[Stored data]
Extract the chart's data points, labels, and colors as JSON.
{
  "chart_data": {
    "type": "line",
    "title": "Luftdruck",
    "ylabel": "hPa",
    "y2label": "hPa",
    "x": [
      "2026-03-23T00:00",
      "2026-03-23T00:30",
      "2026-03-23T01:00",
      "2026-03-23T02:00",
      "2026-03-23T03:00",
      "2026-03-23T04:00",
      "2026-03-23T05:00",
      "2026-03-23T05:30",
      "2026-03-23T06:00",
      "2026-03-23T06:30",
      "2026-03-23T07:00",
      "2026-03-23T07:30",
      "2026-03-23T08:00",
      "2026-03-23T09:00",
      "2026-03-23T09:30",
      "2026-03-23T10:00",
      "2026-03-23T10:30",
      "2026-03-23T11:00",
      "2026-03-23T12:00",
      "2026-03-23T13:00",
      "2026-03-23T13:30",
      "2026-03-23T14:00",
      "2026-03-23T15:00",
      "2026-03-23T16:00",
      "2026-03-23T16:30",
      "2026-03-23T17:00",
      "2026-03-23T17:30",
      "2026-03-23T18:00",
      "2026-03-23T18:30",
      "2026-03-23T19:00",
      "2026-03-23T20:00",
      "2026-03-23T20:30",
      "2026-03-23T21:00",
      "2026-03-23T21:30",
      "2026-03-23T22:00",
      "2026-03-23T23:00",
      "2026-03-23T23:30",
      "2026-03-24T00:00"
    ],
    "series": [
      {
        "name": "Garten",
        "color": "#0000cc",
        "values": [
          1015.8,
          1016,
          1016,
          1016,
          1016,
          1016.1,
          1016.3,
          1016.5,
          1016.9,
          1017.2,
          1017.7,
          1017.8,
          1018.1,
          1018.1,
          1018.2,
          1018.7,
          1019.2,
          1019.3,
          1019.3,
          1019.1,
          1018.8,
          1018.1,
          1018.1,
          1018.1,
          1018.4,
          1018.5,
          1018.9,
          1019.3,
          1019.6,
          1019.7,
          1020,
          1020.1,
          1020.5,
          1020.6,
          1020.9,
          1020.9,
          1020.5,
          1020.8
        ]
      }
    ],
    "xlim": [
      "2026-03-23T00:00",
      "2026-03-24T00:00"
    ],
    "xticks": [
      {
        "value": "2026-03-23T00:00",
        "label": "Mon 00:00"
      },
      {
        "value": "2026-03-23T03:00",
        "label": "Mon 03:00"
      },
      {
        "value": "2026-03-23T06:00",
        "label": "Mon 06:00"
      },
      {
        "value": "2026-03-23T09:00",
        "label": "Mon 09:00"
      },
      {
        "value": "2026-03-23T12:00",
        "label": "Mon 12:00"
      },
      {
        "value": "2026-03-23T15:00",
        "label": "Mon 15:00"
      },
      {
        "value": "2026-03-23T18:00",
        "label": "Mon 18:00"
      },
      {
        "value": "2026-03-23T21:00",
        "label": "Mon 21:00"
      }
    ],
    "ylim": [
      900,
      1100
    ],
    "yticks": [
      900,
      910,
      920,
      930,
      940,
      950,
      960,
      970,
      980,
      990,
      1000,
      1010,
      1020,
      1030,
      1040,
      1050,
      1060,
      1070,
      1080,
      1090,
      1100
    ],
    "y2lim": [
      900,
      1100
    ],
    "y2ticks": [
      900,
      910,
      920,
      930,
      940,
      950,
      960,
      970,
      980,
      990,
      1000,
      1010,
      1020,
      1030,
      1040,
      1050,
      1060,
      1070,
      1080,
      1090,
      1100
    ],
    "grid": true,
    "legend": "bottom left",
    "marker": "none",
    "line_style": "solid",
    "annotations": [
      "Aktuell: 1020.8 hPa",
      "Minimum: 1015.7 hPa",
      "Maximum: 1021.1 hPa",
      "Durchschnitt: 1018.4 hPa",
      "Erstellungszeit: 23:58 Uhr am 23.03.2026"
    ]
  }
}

TASK DETAILS: Repeat the listing exactly, from its first line to its last.

CORRECT ANSWER:
Extract the chart's data points, labels, and colors as JSON.
{
  "chart_data": {
    "type": "line",
    "title": "Luftdruck",
    "ylabel": "hPa",
    "y2label": "hPa",
    "x": [
      "2026-03-23T00:00",
      "2026-03-23T00:30",
      "2026-03-23T01:00",
      "2026-03-23T02:00",
      "2026-03-23T03:00",
      "2026-03-23T04:00",
      "2026-03-23T05:00",
      "2026-03-23T05:30",
      "2026-03-23T06:00",
      "2026-03-23T06:30",
      "2026-03-23T07:00",
      "2026-03-23T07:30",
      "2026-03-23T08:00",
      "2026-03-23T09:00",
      "2026-03-23T09:30",
      "2026-03-23T10:00",
      "2026-03-23T10:30",
      "2026-03-23T11:00",
      "2026-03-23T12:00",
      "2026-03-23T13:00",
      "2026-03-23T13:30",
      "2026-03-23T14:00",
      "2026-03-23T15:00",
      "2026-03-23T16:00",
      "2026-03-23T16:30",
      "2026-03-23T17:00",
      "2026-03-23T17:30",
      "2026-03-23T18:00",
      "2026-03-23T18:30",
      "2026-03-23T19:00",
      "2026-03-23T20:00",
      "2026-03-23T20:30",
      "2026-03-23T21:00",
      "2026-03-23T21:30",
      "2026-03-23T22:00",
      "2026-03-23T23:00",
      "2026-03-23T23:30",
      "2026-03-24T00:00"
    ],
    "series": [
      {
        "name": "Garten",
        "color": "#0000cc",
        "values": [
          1015.8,
          1016,
          1016,
          1016,
          1016,
          1016.1,
          1016.3,
          1016.5,
          1016.9,
          1017.2,
          1017.7,
          1017.8,
          1018.1,
          1018.1,
          1018.2,
          1018.7,
          1019.2,
          1019.3,
          1019.3,
          1019.1,
          1018.8,
          1018.1,
          1018.1,
          1018.1,
          1018.4,
          1018.5,
          1018.9,
          1019.3,
          1019.6,
          1019.7,
          1020,
          1020.1,
          1020.5,
          1020.6,
          1020.9,
          1020.9,
          1020.5,
          1020.8
        ]
      }
    ],
    "xlim": [
      "2026-03-23T00:00",
      "2026-03-24T00:00"
    ],
    "xticks": [
      {
        "value": "2026-03-23T00:00",
        "label": "Mon 00:00"
      },
      {
        "value": "2026-03-23T03:00",
        "label": "Mon 03:00"
      },
      {
        "value": "2026-03-23T06:00",
        "label": "Mon 06:00"
      },
      {
        "value": "2026-03-23T09:00",
        "label": "Mon 09:00"
      },
      {
        "value": "2026-03-23T12:00",
        "label": "Mon 12:00"
      },
      {
        "value": "2026-03-23T15:00",
        "label": "Mon 15:00"
      },
      {
        "value": "2026-03-23T18:00",
        "label": "Mon 18:00"
      },
      {
        "value": "2026-03-23T21:00",
        "label": "Mon 21:00"
      }
    ],
    "ylim": [
      900,
      1100
    ],
    "yticks": [
      900,
      910,
      920,
      930,
      940,
      950,
      960,
      970,
      980,
      990,
      1000,
      1010,
      1020,
      1030,
      1040,
      1050,
      1060,
      1070,
      1080,
      1090,
      1100
    ],
    "y2lim": [
      900,
      1100
    ],
    "y2ticks": [
      900,
      910,
      920,
      930,
      940,
      950,
      960,
      970,
      980,
      990,
      1000,
      1010,
      1020,
      1030,
      1040,
      1050,
      1060,
      1070,
      1080,
      1090,
      1100
    ],
    "grid": true,
    "legend": "bottom left",
    "marker": "none",
    "line_style": "solid",
    "annotations": [
      "Aktuell: 1020.8 hPa",
      "Minimum: 1015.7 hPa",
      "Maximum: 1021.1 hPa",
      "Durchschnitt: 1018.4 hPa",
      "Erstellungszeit: 23:58 Uhr am 23.03.2026"
    ]
  }
}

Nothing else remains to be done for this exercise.